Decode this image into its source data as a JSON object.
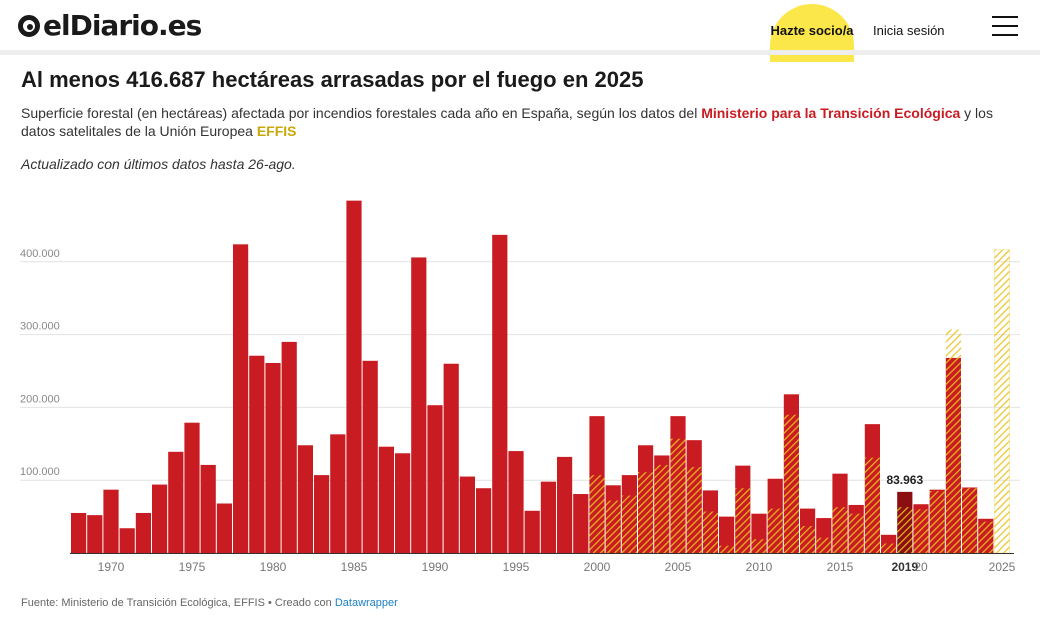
{
  "header": {
    "logo_text": "elDiario.es",
    "socio_label": "Hazte socio/a",
    "login_label": "Inicia sesión"
  },
  "article": {
    "title": "Al menos 416.687 hectáreas arrasadas por el fuego en 2025",
    "subtitle_before": "Superficie forestal (en hectáreas) afectada por incendios forestales cada año en España, según los datos del ",
    "source1": "Ministerio para la Transición Ecológica",
    "subtitle_middle": " y los datos satelitales de la Unión Europea ",
    "source2": "EFFIS",
    "note": "Actualizado con últimos datos hasta 26-ago.",
    "footer_prefix": "Fuente: Ministerio de Transición Ecológica, EFFIS • Creado con ",
    "footer_link": "Datawrapper"
  },
  "chart_data": {
    "type": "bar",
    "title": "",
    "xlabel": "",
    "ylabel": "",
    "ylim": [
      0,
      480000
    ],
    "y_ticks": [
      100000,
      200000,
      300000,
      400000
    ],
    "y_tick_labels": [
      "100.000",
      "200.000",
      "300.000",
      "400.000"
    ],
    "x_ticks": [
      {
        "year": 1970,
        "label": "1970"
      },
      {
        "year": 1975,
        "label": "1975"
      },
      {
        "year": 1980,
        "label": "1980"
      },
      {
        "year": 1985,
        "label": "1985"
      },
      {
        "year": 1990,
        "label": "1990"
      },
      {
        "year": 1995,
        "label": "1995"
      },
      {
        "year": 2000,
        "label": "2000"
      },
      {
        "year": 2005,
        "label": "2005"
      },
      {
        "year": 2010,
        "label": "2010"
      },
      {
        "year": 2015,
        "label": "2015"
      },
      {
        "year": 2019,
        "label": "2019",
        "bold": true
      },
      {
        "year": 2020,
        "label": "20"
      },
      {
        "year": 2025,
        "label": "2025"
      }
    ],
    "grid": true,
    "highlight": {
      "year": 2019,
      "label": "83.963"
    },
    "colors": {
      "ministerio": "#c91c22",
      "effis": "#e8c21c",
      "highlight": "#8b0f10"
    },
    "series": [
      {
        "name": "Ministerio para la Transición Ecológica",
        "years": [
          1968,
          1969,
          1970,
          1971,
          1972,
          1973,
          1974,
          1975,
          1976,
          1977,
          1978,
          1979,
          1980,
          1981,
          1982,
          1983,
          1984,
          1985,
          1986,
          1987,
          1988,
          1989,
          1990,
          1991,
          1992,
          1993,
          1994,
          1995,
          1996,
          1997,
          1998,
          1999,
          2000,
          2001,
          2002,
          2003,
          2004,
          2005,
          2006,
          2007,
          2008,
          2009,
          2010,
          2011,
          2012,
          2013,
          2014,
          2015,
          2016,
          2017,
          2018,
          2019,
          2020,
          2021,
          2022,
          2023,
          2024
        ],
        "values": [
          55000,
          52000,
          87000,
          34000,
          55000,
          94000,
          139000,
          179000,
          121000,
          68000,
          424000,
          271000,
          261000,
          290000,
          148000,
          107000,
          163000,
          484000,
          264000,
          146000,
          137000,
          406000,
          203000,
          260000,
          105000,
          89000,
          437000,
          140000,
          58000,
          98000,
          132000,
          81000,
          188000,
          93000,
          107000,
          148000,
          134000,
          188000,
          155000,
          86000,
          50000,
          120000,
          54000,
          102000,
          218000,
          61000,
          48000,
          109000,
          66000,
          177000,
          25000,
          83963,
          67000,
          87000,
          268000,
          90000,
          47000
        ]
      },
      {
        "name": "EFFIS",
        "years": [
          2000,
          2001,
          2002,
          2003,
          2004,
          2005,
          2006,
          2007,
          2008,
          2009,
          2010,
          2011,
          2012,
          2013,
          2014,
          2015,
          2016,
          2017,
          2018,
          2019,
          2020,
          2021,
          2022,
          2023,
          2024,
          2025
        ],
        "values": [
          107000,
          72000,
          79000,
          111000,
          121000,
          157000,
          118000,
          57000,
          10000,
          89000,
          19000,
          61000,
          190000,
          37000,
          21000,
          63000,
          54000,
          131000,
          13000,
          63000,
          60000,
          85000,
          307000,
          89000,
          43000,
          416687
        ]
      }
    ]
  }
}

☆ ☆ ☆ ☆ ☆

Quote the records above exactly, leaving out any pictures.

Decode this image into its source data as a JSON object.
{
  "header": {
    "logo_text": "elDiario.es",
    "socio_label": "Hazte socio/a",
    "login_label": "Inicia sesión"
  },
  "article": {
    "title": "Al menos 416.687 hectáreas arrasadas por el fuego en 2025",
    "subtitle_before": "Superficie forestal (en hectáreas) afectada por incendios forestales cada año en España, según los datos del ",
    "source1": "Ministerio para la Transición Ecológica",
    "subtitle_middle": " y los datos satelitales de la Unión Europea ",
    "source2": "EFFIS",
    "note": "Actualizado con últimos datos hasta 26-ago.",
    "footer_prefix": "Fuente: Ministerio de Transición Ecológica, EFFIS • Creado con ",
    "footer_link": "Datawrapper"
  },
  "chart_data": {
    "type": "bar",
    "title": "",
    "xlabel": "",
    "ylabel": "",
    "ylim": [
      0,
      480000
    ],
    "y_ticks": [
      100000,
      200000,
      300000,
      400000
    ],
    "y_tick_labels": [
      "100.000",
      "200.000",
      "300.000",
      "400.000"
    ],
    "x_ticks": [
      {
        "year": 1970,
        "label": "1970"
      },
      {
        "year": 1975,
        "label": "1975"
      },
      {
        "year": 1980,
        "label": "1980"
      },
      {
        "year": 1985,
        "label": "1985"
      },
      {
        "year": 1990,
        "label": "1990"
      },
      {
        "year": 1995,
        "label": "1995"
      },
      {
        "year": 2000,
        "label": "2000"
      },
      {
        "year": 2005,
        "label": "2005"
      },
      {
        "year": 2010,
        "label": "2010"
      },
      {
        "year": 2015,
        "label": "2015"
      },
      {
        "year": 2019,
        "label": "2019",
        "bold": true
      },
      {
        "year": 2020,
        "label": "20"
      },
      {
        "year": 2025,
        "label": "2025"
      }
    ],
    "grid": true,
    "highlight": {
      "year": 2019,
      "label": "83.963"
    },
    "colors": {
      "ministerio": "#c91c22",
      "effis": "#e8c21c",
      "highlight": "#8b0f10"
    },
    "series": [
      {
        "name": "Ministerio para la Transición Ecológica",
        "years": [
          1968,
          1969,
          1970,
          1971,
          1972,
          1973,
          1974,
          1975,
          1976,
          1977,
          1978,
          1979,
          1980,
          1981,
          1982,
          1983,
          1984,
          1985,
          1986,
          1987,
          1988,
          1989,
          1990,
          1991,
          1992,
          1993,
          1994,
          1995,
          1996,
          1997,
          1998,
          1999,
          2000,
          2001,
          2002,
          2003,
          2004,
          2005,
          2006,
          2007,
          2008,
          2009,
          2010,
          2011,
          2012,
          2013,
          2014,
          2015,
          2016,
          2017,
          2018,
          2019,
          2020,
          2021,
          2022,
          2023,
          2024
        ],
        "values": [
          55000,
          52000,
          87000,
          34000,
          55000,
          94000,
          139000,
          179000,
          121000,
          68000,
          424000,
          271000,
          261000,
          290000,
          148000,
          107000,
          163000,
          484000,
          264000,
          146000,
          137000,
          406000,
          203000,
          260000,
          105000,
          89000,
          437000,
          140000,
          58000,
          98000,
          132000,
          81000,
          188000,
          93000,
          107000,
          148000,
          134000,
          188000,
          155000,
          86000,
          50000,
          120000,
          54000,
          102000,
          218000,
          61000,
          48000,
          109000,
          66000,
          177000,
          25000,
          83963,
          67000,
          87000,
          268000,
          90000,
          47000
        ]
      },
      {
        "name": "EFFIS",
        "years": [
          2000,
          2001,
          2002,
          2003,
          2004,
          2005,
          2006,
          2007,
          2008,
          2009,
          2010,
          2011,
          2012,
          2013,
          2014,
          2015,
          2016,
          2017,
          2018,
          2019,
          2020,
          2021,
          2022,
          2023,
          2024,
          2025
        ],
        "values": [
          107000,
          72000,
          79000,
          111000,
          121000,
          157000,
          118000,
          57000,
          10000,
          89000,
          19000,
          61000,
          190000,
          37000,
          21000,
          63000,
          54000,
          131000,
          13000,
          63000,
          60000,
          85000,
          307000,
          89000,
          43000,
          416687
        ]
      }
    ]
  }
}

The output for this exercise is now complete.